- What is expected
Images excluded, repeat each entry below exactly.
◆ ◆ ◆
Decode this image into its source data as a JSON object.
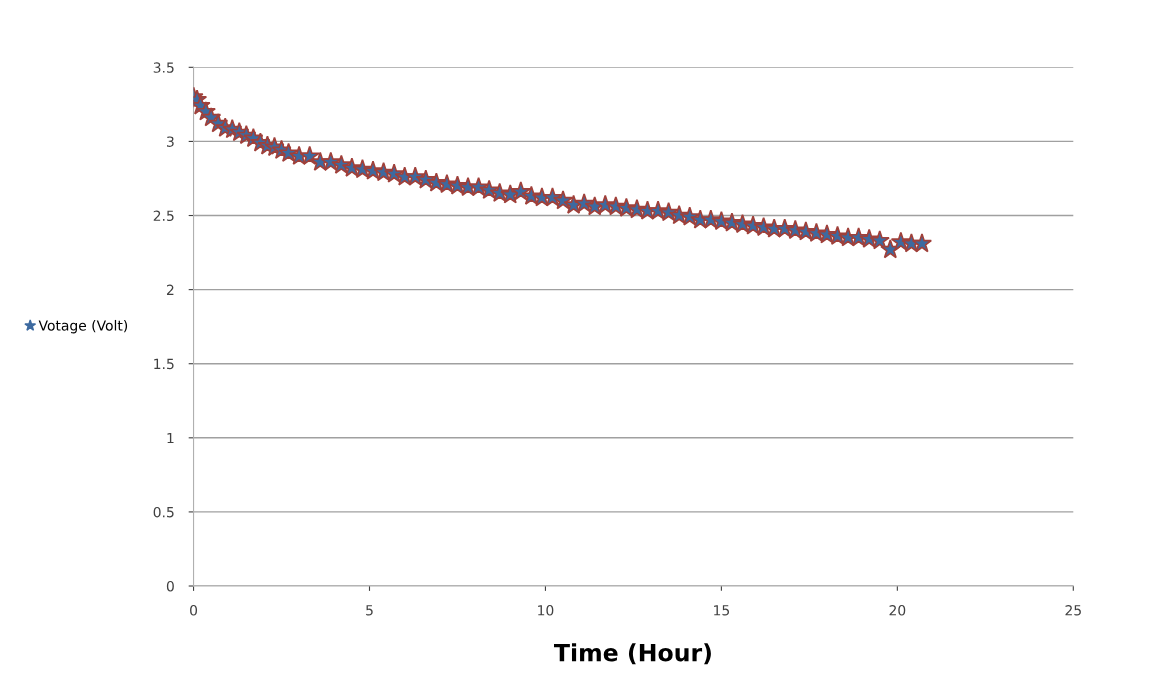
{
  "chart_data": {
    "type": "scatter",
    "xlabel": "Time (Hour)",
    "series": [
      {
        "name": "Votage (Volt)",
        "color": "#3d6aa0",
        "x": [
          0,
          0.1,
          0.2,
          0.35,
          0.5,
          0.7,
          0.9,
          1.1,
          1.3,
          1.5,
          1.7,
          1.9,
          2.1,
          2.3,
          2.5,
          2.7,
          3.0,
          3.3,
          3.6,
          3.9,
          4.2,
          4.5,
          4.8,
          5.1,
          5.4,
          5.7,
          6.0,
          6.3,
          6.6,
          6.9,
          7.2,
          7.5,
          7.8,
          8.1,
          8.4,
          8.7,
          9.0,
          9.3,
          9.6,
          9.9,
          10.2,
          10.5,
          10.8,
          11.1,
          11.4,
          11.7,
          12.0,
          12.3,
          12.6,
          12.9,
          13.2,
          13.5,
          13.8,
          14.1,
          14.4,
          14.7,
          15.0,
          15.3,
          15.6,
          15.9,
          16.2,
          16.5,
          16.8,
          17.1,
          17.4,
          17.7,
          18.0,
          18.3,
          18.6,
          18.9,
          19.2,
          19.5,
          19.8,
          20.1,
          20.4,
          20.7
        ],
        "values": [
          3.3,
          3.28,
          3.24,
          3.2,
          3.16,
          3.12,
          3.09,
          3.08,
          3.06,
          3.04,
          3.02,
          2.99,
          2.97,
          2.96,
          2.94,
          2.92,
          2.9,
          2.9,
          2.86,
          2.86,
          2.84,
          2.82,
          2.81,
          2.8,
          2.79,
          2.78,
          2.76,
          2.76,
          2.74,
          2.72,
          2.71,
          2.7,
          2.69,
          2.69,
          2.67,
          2.65,
          2.64,
          2.66,
          2.63,
          2.62,
          2.62,
          2.6,
          2.57,
          2.58,
          2.56,
          2.57,
          2.56,
          2.55,
          2.54,
          2.53,
          2.53,
          2.52,
          2.5,
          2.49,
          2.47,
          2.47,
          2.46,
          2.45,
          2.44,
          2.43,
          2.42,
          2.41,
          2.41,
          2.4,
          2.39,
          2.38,
          2.37,
          2.36,
          2.35,
          2.35,
          2.34,
          2.33,
          2.27,
          2.32,
          2.31,
          2.31
        ]
      }
    ],
    "xlim": [
      0,
      25
    ],
    "xticks": [
      0,
      5,
      10,
      15,
      20,
      25
    ],
    "ylim": [
      0,
      3.5
    ],
    "yticks": [
      0,
      0.5,
      1,
      1.5,
      2,
      2.5,
      3,
      3.5
    ],
    "grid": "y",
    "legend": "left",
    "marker": "star"
  }
}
◆ ◆ ◆
- The reply
Decode this image into its source data as a JSON object.
{
  "chart_data": {
    "type": "scatter",
    "xlabel": "Time (Hour)",
    "series": [
      {
        "name": "Votage (Volt)",
        "color": "#3d6aa0",
        "x": [
          0,
          0.1,
          0.2,
          0.35,
          0.5,
          0.7,
          0.9,
          1.1,
          1.3,
          1.5,
          1.7,
          1.9,
          2.1,
          2.3,
          2.5,
          2.7,
          3.0,
          3.3,
          3.6,
          3.9,
          4.2,
          4.5,
          4.8,
          5.1,
          5.4,
          5.7,
          6.0,
          6.3,
          6.6,
          6.9,
          7.2,
          7.5,
          7.8,
          8.1,
          8.4,
          8.7,
          9.0,
          9.3,
          9.6,
          9.9,
          10.2,
          10.5,
          10.8,
          11.1,
          11.4,
          11.7,
          12.0,
          12.3,
          12.6,
          12.9,
          13.2,
          13.5,
          13.8,
          14.1,
          14.4,
          14.7,
          15.0,
          15.3,
          15.6,
          15.9,
          16.2,
          16.5,
          16.8,
          17.1,
          17.4,
          17.7,
          18.0,
          18.3,
          18.6,
          18.9,
          19.2,
          19.5,
          19.8,
          20.1,
          20.4,
          20.7
        ],
        "values": [
          3.3,
          3.28,
          3.24,
          3.2,
          3.16,
          3.12,
          3.09,
          3.08,
          3.06,
          3.04,
          3.02,
          2.99,
          2.97,
          2.96,
          2.94,
          2.92,
          2.9,
          2.9,
          2.86,
          2.86,
          2.84,
          2.82,
          2.81,
          2.8,
          2.79,
          2.78,
          2.76,
          2.76,
          2.74,
          2.72,
          2.71,
          2.7,
          2.69,
          2.69,
          2.67,
          2.65,
          2.64,
          2.66,
          2.63,
          2.62,
          2.62,
          2.6,
          2.57,
          2.58,
          2.56,
          2.57,
          2.56,
          2.55,
          2.54,
          2.53,
          2.53,
          2.52,
          2.5,
          2.49,
          2.47,
          2.47,
          2.46,
          2.45,
          2.44,
          2.43,
          2.42,
          2.41,
          2.41,
          2.4,
          2.39,
          2.38,
          2.37,
          2.36,
          2.35,
          2.35,
          2.34,
          2.33,
          2.27,
          2.32,
          2.31,
          2.31
        ]
      }
    ],
    "xlim": [
      0,
      25
    ],
    "xticks": [
      0,
      5,
      10,
      15,
      20,
      25
    ],
    "ylim": [
      0,
      3.5
    ],
    "yticks": [
      0,
      0.5,
      1,
      1.5,
      2,
      2.5,
      3,
      3.5
    ],
    "grid": "y",
    "legend": "left",
    "marker": "star"
  }
}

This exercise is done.